SOURCE:
A reliable and robust gaze redirection approach must be able to
(a) redirect the gaze precisely into any given direction, and (b) produce photo-realistic output images which preserve shape and texture details from the input images . Traditional solutions re-render the entire scene by performing 3D transformations, which requires heavy instrumentation to acquire the depth information [20, 31, 35, 5]. Recently, Ganin et al. directly rearranged the pixels of the input image to rotate the gaze direction via warping flow generated by a neural network [8]. However, their method fails to generate photo-realistic images for large redirection angles, especially in the presence of large dis-occlusions, such as large parts of the eyeball being covered by the eyelid in the source image. More importantly, such warping methods cannot be perceptually plausible in terms of gaze redirection, since it minimizes pixel-wise differences between the synthesized and ground-truth images without any geometric regularization.
To address the limitations of previous methods, we propose a novel gaze redirection method that builds upon generative adversarial networks (GANs) [9]. To the best of our knowledge, this is the first approach applying GANs to gaze redirection.
As shown in Fig. 1, the proposed method can output photo-realistic eye images from a single monocular RGB image, while accurately preserving the desired gaze directions. More specifically, we use a conditional GAN [23] as backbone for our architecture shown in Fig. 2. The generator takes a real eye image as input and generates a new synthetic eye image. Our main contribution is a novel discriminator that serves the dual purpose of i) ensuring that generated images are realistic, as is common in many GAN formulations, and ii) ensuring that the gaze direction in the output coincides with the input gaze direction which was fed to the generator. This is achieved by incorporating a gaze estimator into the discriminator network. Furthermore, we seek to enhance the perceptual similarity between the generated patch and its ground-truth reference. To this end, we utilize a perceptual loss that penalizes discrepancies between features extracted from the generated images and the ground-truth images by a separate pre-trained neural network. Finally, to ensure that personalized features are not lost in the process of gaze redirection, we use a cycle-consistency loss that enforces consistency between the source image and the generated eye-patch.
We evaluate our method in quantitative experiments and via a qualitative user study. Furthermore, we argue that the pixel-wise difference as a metric of image quality is not suitable for the task of gaze redirection, since it does not correlate with visual perception. To address this, we propose to use LPIPS [33], image blurriness and gaze estimation error as metrics for our quantitative evaluations. Providing further evidence for the high-quality of the generated images, we show in a controlled experiment that the synthetic samples can be used to augment the training data for a gaze estimation network. Our results show significant improvements in terms of angular gaze error compared to training with real images only. This suggests that our method can be an important tool to further enhance the accuracy attained by deep-learning based gaze estimators.

DATA EXTRACT:
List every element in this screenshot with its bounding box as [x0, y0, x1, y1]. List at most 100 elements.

EXERCISE INSTRUCTIONS:
a. In the gaze redirection text, what do the authors build into the discriminator network so that it can check the gaze direction of the output?
b. Write the next part of the gaze redirection text, picking up right after its final sentence.

SOLVED PROBLEMS:
a. A gaze estimator.

b.
Our main contributions can be summarized as follows:
- •
We propose a novel gaze redirection approach in monocular eye images. Technically this is achieved via a feature loss, gaze regularization, and adversarial training. To the best of our knowledge, it is the first GANs-based method for this task.
- •
We conduct thorough qualitative and quantitative evaluations on the gaze redirection task, showing that our method achieves state-of-the-art performance.
- •
Finally, we show the potential of leveraging gaze redirection to synthesize training data for the gaze estimation task via training data augmentation.
2 Related Work
Gaze Manipulation Approaches that redirect gaze can be divided into two groups: novel-view synthesis and monocular-gaze synthesis.
Novel-view synthesis methods [20, 31, 35, 5] render a scene containing the face of a subject from a given viewpoint to mimic gazing at the camera. These methods require a depth map of the face, and then synthesize a new image of the subject with redirected gaze by performing 3D transformations. These approaches mainly serve the purpose of correcting gaze in video conferencing, where the camera is placed at a fixed distance from the screen. However, these methods require dedicated hardware to acquire depth. Furthermore, they alter the entire scene, which limits their applicability.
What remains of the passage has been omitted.